··· THE RECORDS ···

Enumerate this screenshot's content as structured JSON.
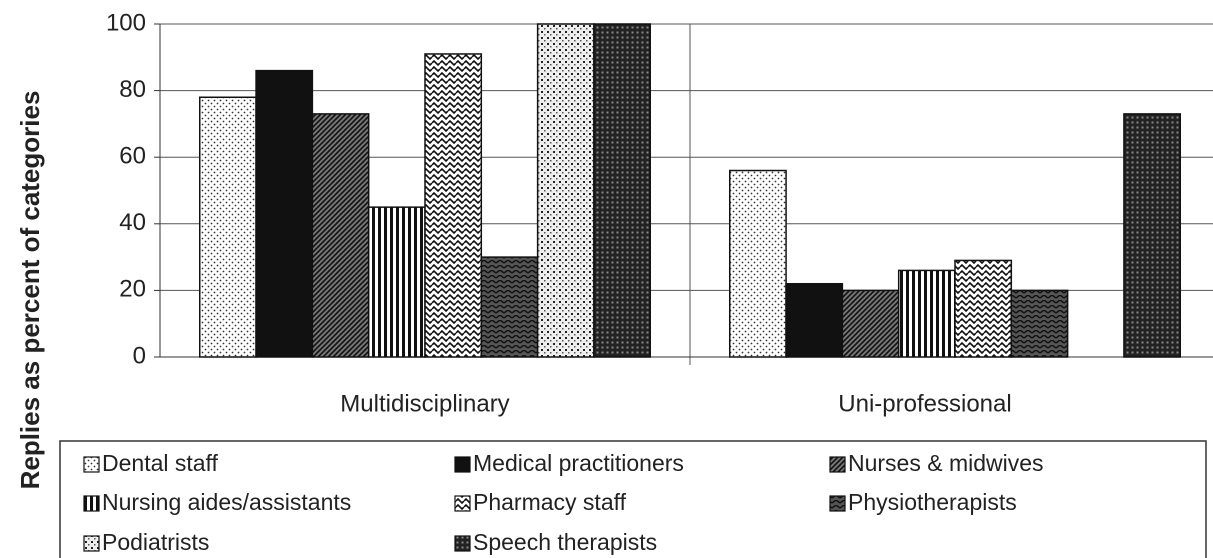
{
  "chart_data": {
    "type": "bar",
    "y_label": "Replies as percent of categories",
    "categories": [
      "Multidisciplinary",
      "Uni-professional"
    ],
    "series": [
      {
        "name": "Dental staff",
        "pattern": "dots",
        "values": [
          78,
          56
        ]
      },
      {
        "name": "Medical practitioners",
        "pattern": "solid",
        "values": [
          86,
          22
        ]
      },
      {
        "name": "Nurses & midwives",
        "pattern": "diag",
        "values": [
          73,
          20
        ]
      },
      {
        "name": "Nursing aides/assistants",
        "pattern": "vert",
        "values": [
          45,
          26
        ]
      },
      {
        "name": "Pharmacy staff",
        "pattern": "wave",
        "values": [
          91,
          29
        ]
      },
      {
        "name": "Physiotherapists",
        "pattern": "zigzag",
        "values": [
          30,
          20
        ]
      },
      {
        "name": "Podiatrists",
        "pattern": "dots2",
        "values": [
          100,
          null
        ]
      },
      {
        "name": "Speech therapists",
        "pattern": "grid",
        "values": [
          100,
          73
        ]
      }
    ],
    "ylim": [
      0,
      100
    ],
    "yticks": [
      0,
      20,
      40,
      60,
      80,
      100
    ],
    "grid": true
  }
}
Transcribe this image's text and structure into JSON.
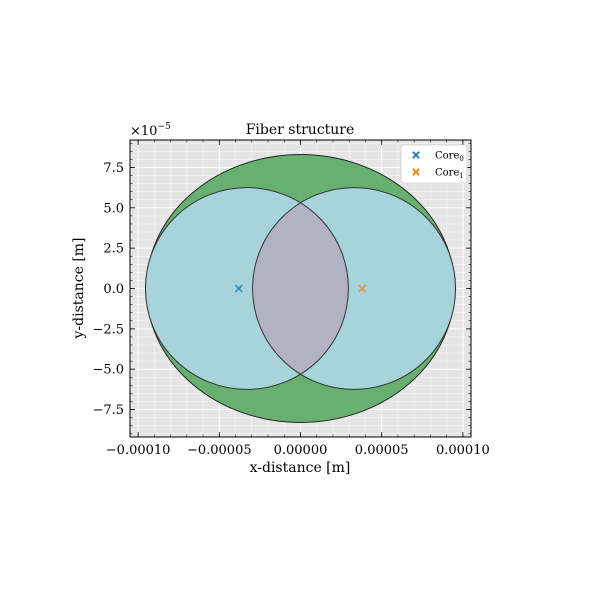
{
  "chart_data": {
    "type": "scatter",
    "title": "Fiber structure",
    "xlabel": "x-distance [m]",
    "ylabel": "y-distance [m]",
    "xlim": [
      -0.000105,
      0.000105
    ],
    "ylim": [
      -9.2e-05,
      9.2e-05
    ],
    "y_offset_label": "×10",
    "y_offset_exponent": "−5",
    "x_ticks": [
      -0.0001,
      -5e-05,
      0,
      5e-05,
      0.0001
    ],
    "x_tick_labels": [
      "−0.00010",
      "−0.00005",
      "0.00000",
      "0.00005",
      "0.00010"
    ],
    "y_ticks": [
      7.5e-05,
      5e-05,
      2.5e-05,
      0,
      -2.5e-05,
      -5e-05,
      -7.5e-05
    ],
    "y_tick_labels": [
      "7.5",
      "5.0",
      "2.5",
      "0.0",
      "−2.5",
      "−5.0",
      "−7.5"
    ],
    "grid": true,
    "legend_position": "top-right",
    "background_color": "#e5e5e5",
    "clad": {
      "cx": 0,
      "cy": 0,
      "rx": 9.5e-05,
      "ry": 8.3e-05,
      "color": "#5aaa63"
    },
    "cores_regions": [
      {
        "cx": -3.3e-05,
        "cy": 0,
        "r": 6.25e-05,
        "color": "#add8e6"
      },
      {
        "cx": 3.3e-05,
        "cy": 0,
        "r": 6.25e-05,
        "color": "#add8e6"
      }
    ],
    "overlap_color": "#b2b2c3",
    "series": [
      {
        "name": "Core",
        "subscript": "0",
        "marker": "x",
        "color": "#1f77b4",
        "x": [
          -3.8e-05
        ],
        "y": [
          0
        ]
      },
      {
        "name": "Core",
        "subscript": "1",
        "marker": "x",
        "color": "#ff7f0e",
        "x": [
          3.8e-05
        ],
        "y": [
          0
        ]
      }
    ]
  }
}
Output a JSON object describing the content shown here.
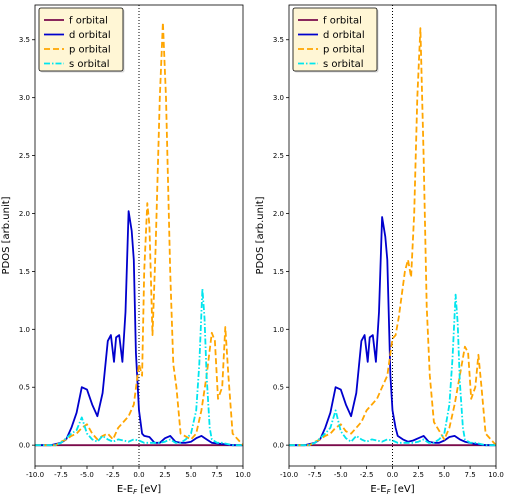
{
  "colors": {
    "f orbital": "#7a0a4a",
    "d orbital": "#0000cd",
    "p orbital": "#ffa500",
    "s orbital": "#00e5ee"
  },
  "chart_data": [
    {
      "type": "line",
      "xlabel": "E-E",
      "xlabel_sub": "F",
      "xlabel_unit": " [eV]",
      "ylabel": "PDOS [arb.unit]",
      "xlim": [
        -10,
        10
      ],
      "ylim": [
        -0.18,
        3.8
      ],
      "xticks": [
        -10.0,
        -7.5,
        -5.0,
        -2.5,
        0.0,
        2.5,
        5.0,
        7.5,
        10.0
      ],
      "yticks": [
        0.0,
        0.5,
        1.0,
        1.5,
        2.0,
        2.5,
        3.0,
        3.5
      ],
      "fermi_line_x": 0,
      "legend": "top-left",
      "series": [
        {
          "name": "f orbital",
          "style": "solid",
          "x": [
            -10,
            0,
            10
          ],
          "y": [
            0,
            0,
            0
          ]
        },
        {
          "name": "d orbital",
          "style": "solid",
          "x": [
            -10,
            -8.5,
            -7.5,
            -7,
            -6.5,
            -6,
            -5.5,
            -5,
            -4.5,
            -4,
            -3.5,
            -3,
            -2.7,
            -2.4,
            -2.2,
            -1.9,
            -1.6,
            -1.3,
            -1.0,
            -0.7,
            -0.5,
            -0.3,
            0,
            0.3,
            0.5,
            1,
            1.5,
            2,
            2.5,
            3,
            3.5,
            4,
            4.5,
            5,
            5.5,
            6,
            6.5,
            7,
            8,
            9,
            10
          ],
          "y": [
            0,
            0,
            0.02,
            0.05,
            0.15,
            0.28,
            0.5,
            0.48,
            0.35,
            0.25,
            0.45,
            0.9,
            0.95,
            0.72,
            0.93,
            0.95,
            0.72,
            1.15,
            2.02,
            1.85,
            1.6,
            0.8,
            0.3,
            0.1,
            0.08,
            0.07,
            0.02,
            0.02,
            0.06,
            0.08,
            0.03,
            0.02,
            0.02,
            0.03,
            0.06,
            0.08,
            0.05,
            0.02,
            0.01,
            0,
            0
          ]
        },
        {
          "name": "p orbital",
          "style": "dashed",
          "x": [
            -10,
            -8,
            -7.5,
            -7,
            -6.5,
            -6,
            -5.5,
            -5,
            -4.5,
            -4,
            -3.5,
            -3,
            -2.5,
            -2,
            -1.5,
            -1,
            -0.5,
            0,
            0.3,
            0.5,
            0.8,
            1,
            1.3,
            1.6,
            2,
            2.3,
            2.6,
            3,
            3.3,
            3.6,
            4,
            5,
            5.5,
            6,
            6.5,
            7,
            7.3,
            7.6,
            8,
            8.3,
            8.6,
            9,
            10
          ],
          "y": [
            0,
            0,
            0.03,
            0.05,
            0.08,
            0.1,
            0.15,
            0.18,
            0.1,
            0.05,
            0.08,
            0.1,
            0.05,
            0.15,
            0.2,
            0.25,
            0.35,
            0.7,
            0.6,
            1.5,
            2.09,
            1.9,
            0.95,
            1.7,
            3.0,
            3.65,
            3.0,
            1.5,
            0.7,
            0.5,
            0.1,
            0.05,
            0.1,
            0.3,
            0.6,
            0.97,
            0.9,
            0.4,
            0.5,
            1.02,
            0.6,
            0.1,
            0
          ]
        },
        {
          "name": "s orbital",
          "style": "dashdot",
          "x": [
            -10,
            -8,
            -7.5,
            -7,
            -6.5,
            -6,
            -5.5,
            -5,
            -4.5,
            -4,
            -3.5,
            -3,
            -2.5,
            -2,
            -1.5,
            -1,
            -0.5,
            0,
            0.5,
            1,
            1.5,
            2,
            2.5,
            3,
            3.5,
            4,
            4.5,
            5,
            5.5,
            5.8,
            6.1,
            6.3,
            6.5,
            6.8,
            7,
            7.5,
            8,
            8.5,
            9,
            10
          ],
          "y": [
            0,
            0,
            0.02,
            0.06,
            0.1,
            0.13,
            0.24,
            0.1,
            0.05,
            0.03,
            0.08,
            0.05,
            0.03,
            0.05,
            0.04,
            0.03,
            0.05,
            0.04,
            0.02,
            0.02,
            0.02,
            0.02,
            0.03,
            0.05,
            0.02,
            0.02,
            0.05,
            0.1,
            0.3,
            0.7,
            1.35,
            1.1,
            0.6,
            0.15,
            0.05,
            0.02,
            0.02,
            0.01,
            0,
            0
          ]
        }
      ]
    },
    {
      "type": "line",
      "xlabel": "E-E",
      "xlabel_sub": "F",
      "xlabel_unit": " [eV]",
      "ylabel": "PDOS [arb.unit]",
      "xlim": [
        -10,
        10
      ],
      "ylim": [
        -0.18,
        3.8
      ],
      "xticks": [
        -10.0,
        -7.5,
        -5.0,
        -2.5,
        0.0,
        2.5,
        5.0,
        7.5,
        10.0
      ],
      "yticks": [
        0.0,
        0.5,
        1.0,
        1.5,
        2.0,
        2.5,
        3.0,
        3.5
      ],
      "fermi_line_x": 0,
      "legend": "top-left",
      "series": [
        {
          "name": "f orbital",
          "style": "solid",
          "x": [
            -10,
            0,
            10
          ],
          "y": [
            0,
            0,
            0
          ]
        },
        {
          "name": "d orbital",
          "style": "solid",
          "x": [
            -10,
            -8.5,
            -7.5,
            -7,
            -6.5,
            -6,
            -5.5,
            -5,
            -4.5,
            -4,
            -3.5,
            -3,
            -2.7,
            -2.4,
            -2.2,
            -1.9,
            -1.6,
            -1.3,
            -1.0,
            -0.7,
            -0.5,
            -0.2,
            0,
            0.3,
            0.5,
            1,
            1.5,
            2,
            2.5,
            3,
            3.5,
            4,
            4.5,
            5,
            5.5,
            6,
            6.5,
            7,
            8,
            9,
            10
          ],
          "y": [
            0,
            0,
            0.02,
            0.05,
            0.15,
            0.28,
            0.5,
            0.48,
            0.35,
            0.25,
            0.45,
            0.9,
            0.95,
            0.72,
            0.93,
            0.95,
            0.72,
            1.15,
            1.97,
            1.8,
            1.6,
            0.6,
            0.3,
            0.15,
            0.08,
            0.05,
            0.03,
            0.04,
            0.06,
            0.08,
            0.03,
            0.02,
            0.02,
            0.04,
            0.07,
            0.08,
            0.05,
            0.03,
            0.01,
            0,
            0
          ]
        },
        {
          "name": "p orbital",
          "style": "dashed",
          "x": [
            -10,
            -8,
            -7.5,
            -7,
            -6.5,
            -6,
            -5.5,
            -5,
            -4.5,
            -4,
            -3.5,
            -3,
            -2.5,
            -2,
            -1.5,
            -1,
            -0.5,
            0,
            0.3,
            0.6,
            0.9,
            1.2,
            1.5,
            1.8,
            2.1,
            2.4,
            2.7,
            3,
            3.3,
            3.6,
            4,
            5,
            5.5,
            6,
            6.5,
            7,
            7.3,
            7.6,
            8,
            8.3,
            8.6,
            9,
            10
          ],
          "y": [
            0,
            0,
            0.03,
            0.05,
            0.08,
            0.1,
            0.15,
            0.18,
            0.12,
            0.1,
            0.15,
            0.2,
            0.3,
            0.35,
            0.4,
            0.5,
            0.6,
            0.92,
            0.95,
            1.1,
            1.3,
            1.5,
            1.6,
            1.45,
            2.0,
            3.0,
            3.6,
            2.5,
            1.2,
            0.6,
            0.2,
            0.05,
            0.15,
            0.35,
            0.6,
            0.85,
            0.8,
            0.4,
            0.5,
            0.78,
            0.5,
            0.1,
            0
          ]
        },
        {
          "name": "s orbital",
          "style": "dashdot",
          "x": [
            -10,
            -8,
            -7.5,
            -7,
            -6.5,
            -6,
            -5.5,
            -5,
            -4.5,
            -4,
            -3.5,
            -3,
            -2.5,
            -2,
            -1.5,
            -1,
            -0.5,
            0,
            0.5,
            1,
            1.5,
            2,
            2.5,
            3,
            3.5,
            4,
            4.5,
            5,
            5.5,
            5.8,
            6.1,
            6.3,
            6.5,
            6.8,
            7,
            7.5,
            8,
            8.5,
            9,
            10
          ],
          "y": [
            0,
            0,
            0.02,
            0.06,
            0.1,
            0.15,
            0.3,
            0.12,
            0.06,
            0.03,
            0.08,
            0.05,
            0.03,
            0.05,
            0.04,
            0.03,
            0.05,
            0.04,
            0.02,
            0.02,
            0.02,
            0.02,
            0.03,
            0.05,
            0.02,
            0.02,
            0.05,
            0.1,
            0.35,
            0.75,
            1.3,
            1.05,
            0.55,
            0.15,
            0.05,
            0.02,
            0.02,
            0.01,
            0,
            0
          ]
        }
      ]
    }
  ]
}
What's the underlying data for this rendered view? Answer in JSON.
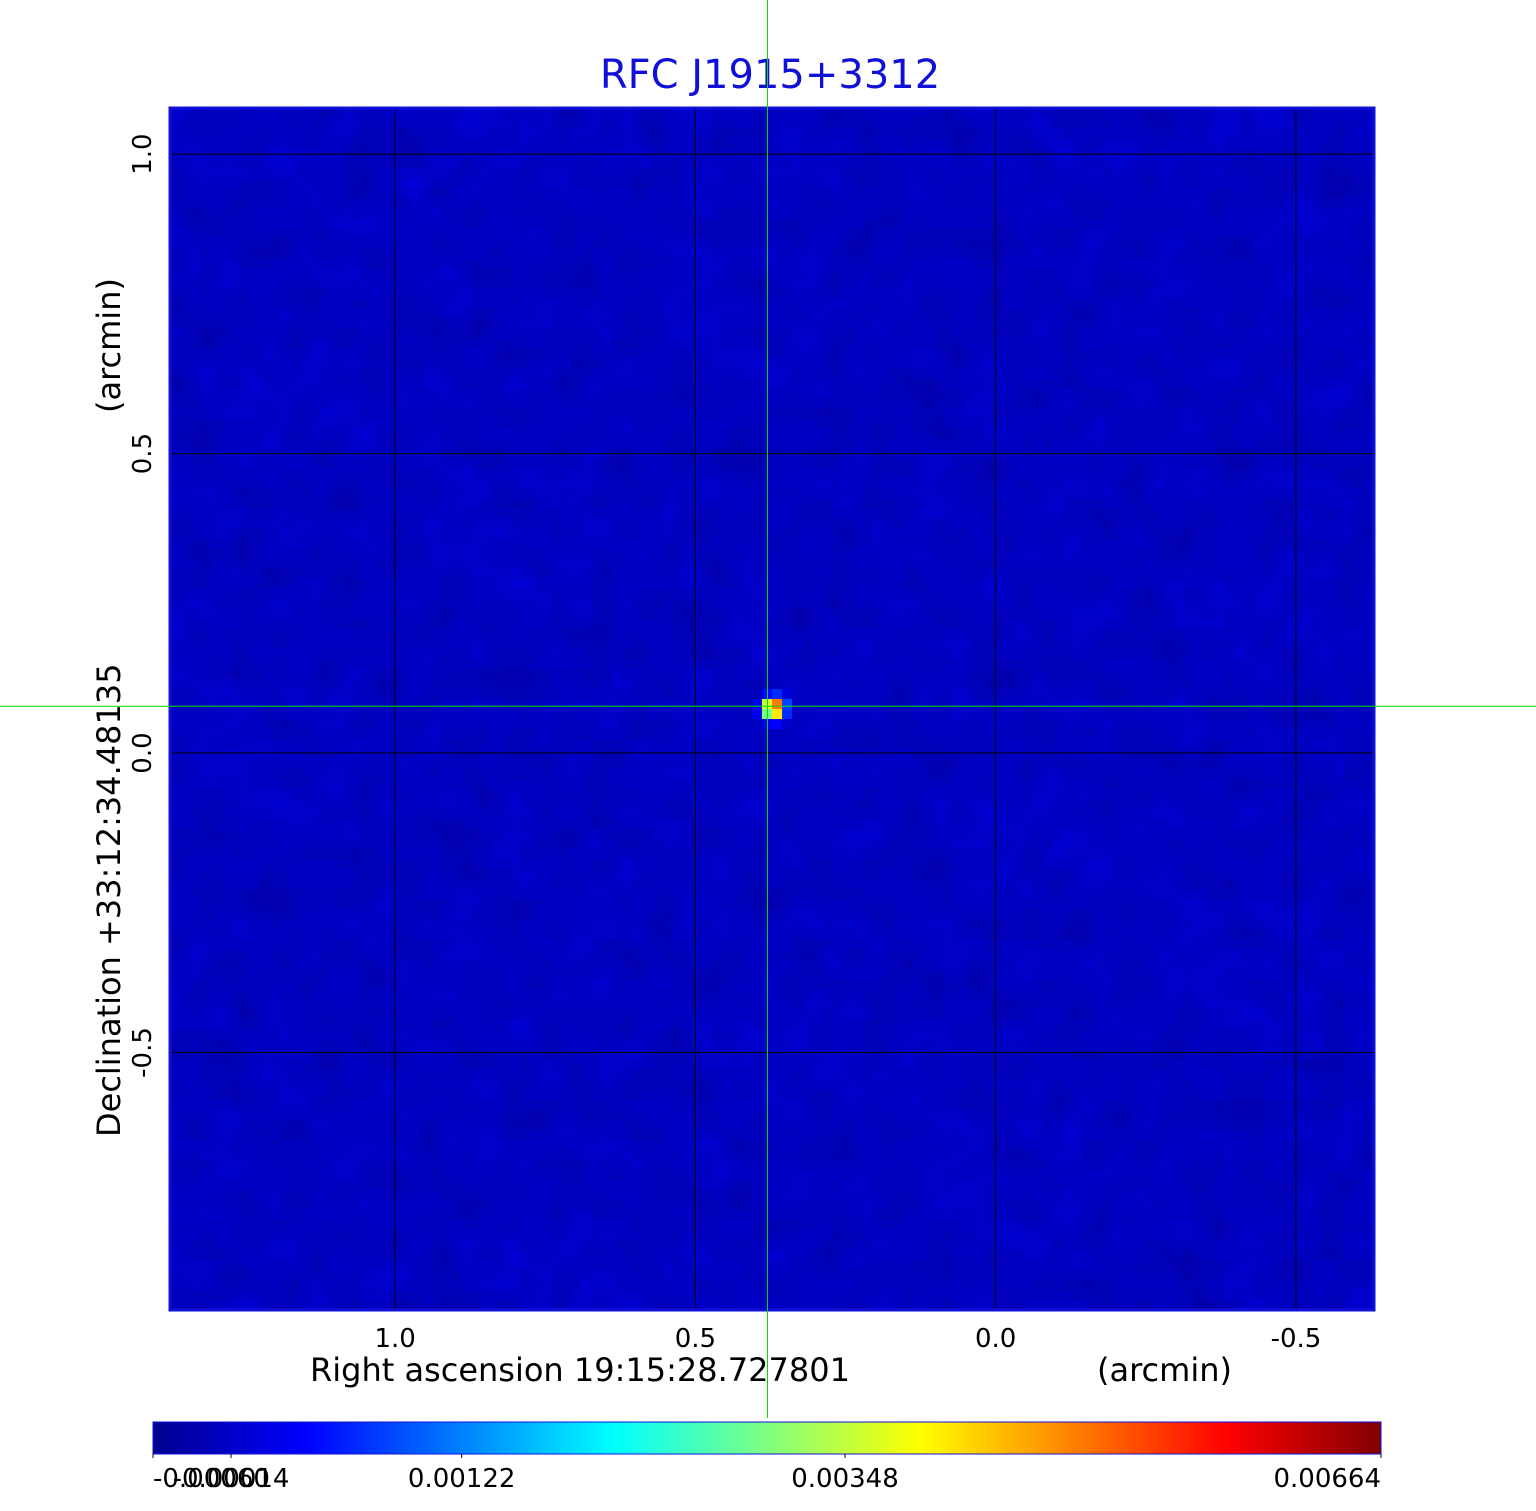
{
  "chart_data": {
    "type": "heatmap",
    "title": "RFC J1915+3312",
    "xlabel": "Right ascension  19:15:28.727801",
    "xunit": "(arcmin)",
    "ylabel": "Declination  +33:12:34.48135",
    "yunit": "(arcmin)",
    "x_ticks": [
      "1.0",
      "0.5",
      "0.0",
      "-0.5"
    ],
    "x_tick_values": [
      1.0,
      0.5,
      0.0,
      -0.5
    ],
    "y_ticks": [
      "1.0",
      "0.5",
      "0.0",
      "-0.5"
    ],
    "y_tick_values": [
      1.0,
      0.5,
      0.0,
      -0.5
    ],
    "xlim": [
      1.375,
      -0.63
    ],
    "ylim": [
      -0.93,
      1.077
    ],
    "grid": true,
    "crosshair": {
      "x": 0.38,
      "y": 0.078
    },
    "source": {
      "x": 0.37,
      "y": 0.075,
      "peak": 0.00664
    },
    "colorbar": {
      "orientation": "horizontal",
      "placement": "bottom",
      "range": [
        -0.0006,
        0.00664
      ],
      "ticks": [
        "-0.00060",
        "-0.00014",
        "0.00122",
        "0.00348",
        "0.00664"
      ],
      "tick_values": [
        -0.0006,
        -0.00014,
        0.00122,
        0.00348,
        0.00664
      ],
      "colormap": "jet"
    },
    "noise_level": -0.00014
  },
  "colors": {
    "title": "#1010d8",
    "frame": "#1010d8",
    "grid": "#000000",
    "crosshair": "#00dd00"
  }
}
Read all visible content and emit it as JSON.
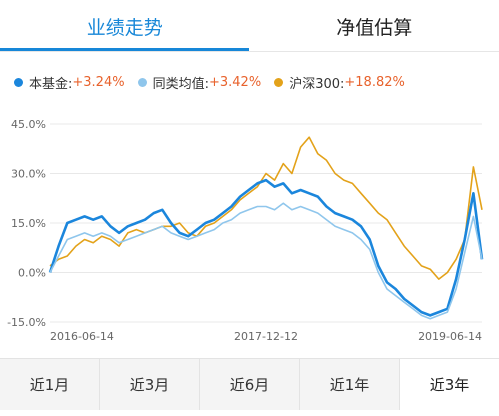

···

**THE EXERCISE:** Exactly reproduce the lines beginning at the one that contains "What's the underlying" and ending at the final line of the material, with the pictures left out.

**SOLUTION FOR THIS EXERCISE:**
What's the underlying data for this rendered view? Answer in JSON.
{
  "chart_data": {
    "type": "heatmap",
    "title": "RFC J1915+3312",
    "xlabel": "Right ascension  19:15:28.727801",
    "xunit": "(arcmin)",
    "ylabel": "Declination  +33:12:34.48135",
    "yunit": "(arcmin)",
    "x_ticks": [
      "1.0",
      "0.5",
      "0.0",
      "-0.5"
    ],
    "x_tick_values": [
      1.0,
      0.5,
      0.0,
      -0.5
    ],
    "y_ticks": [
      "1.0",
      "0.5",
      "0.0",
      "-0.5"
    ],
    "y_tick_values": [
      1.0,
      0.5,
      0.0,
      -0.5
    ],
    "xlim": [
      1.375,
      -0.63
    ],
    "ylim": [
      -0.93,
      1.077
    ],
    "grid": true,
    "crosshair": {
      "x": 0.38,
      "y": 0.078
    },
    "source": {
      "x": 0.37,
      "y": 0.075,
      "peak": 0.00664
    },
    "colorbar": {
      "orientation": "horizontal",
      "placement": "bottom",
      "range": [
        -0.0006,
        0.00664
      ],
      "ticks": [
        "-0.00060",
        "-0.00014",
        "0.00122",
        "0.00348",
        "0.00664"
      ],
      "tick_values": [
        -0.0006,
        -0.00014,
        0.00122,
        0.00348,
        0.00664
      ],
      "colormap": "jet"
    },
    "noise_level": -0.00014
  },
  "colors": {
    "title": "#1010d8",
    "frame": "#1010d8",
    "grid": "#000000",
    "crosshair": "#00dd00"
  }
}
Read all visible content and emit it as JSON.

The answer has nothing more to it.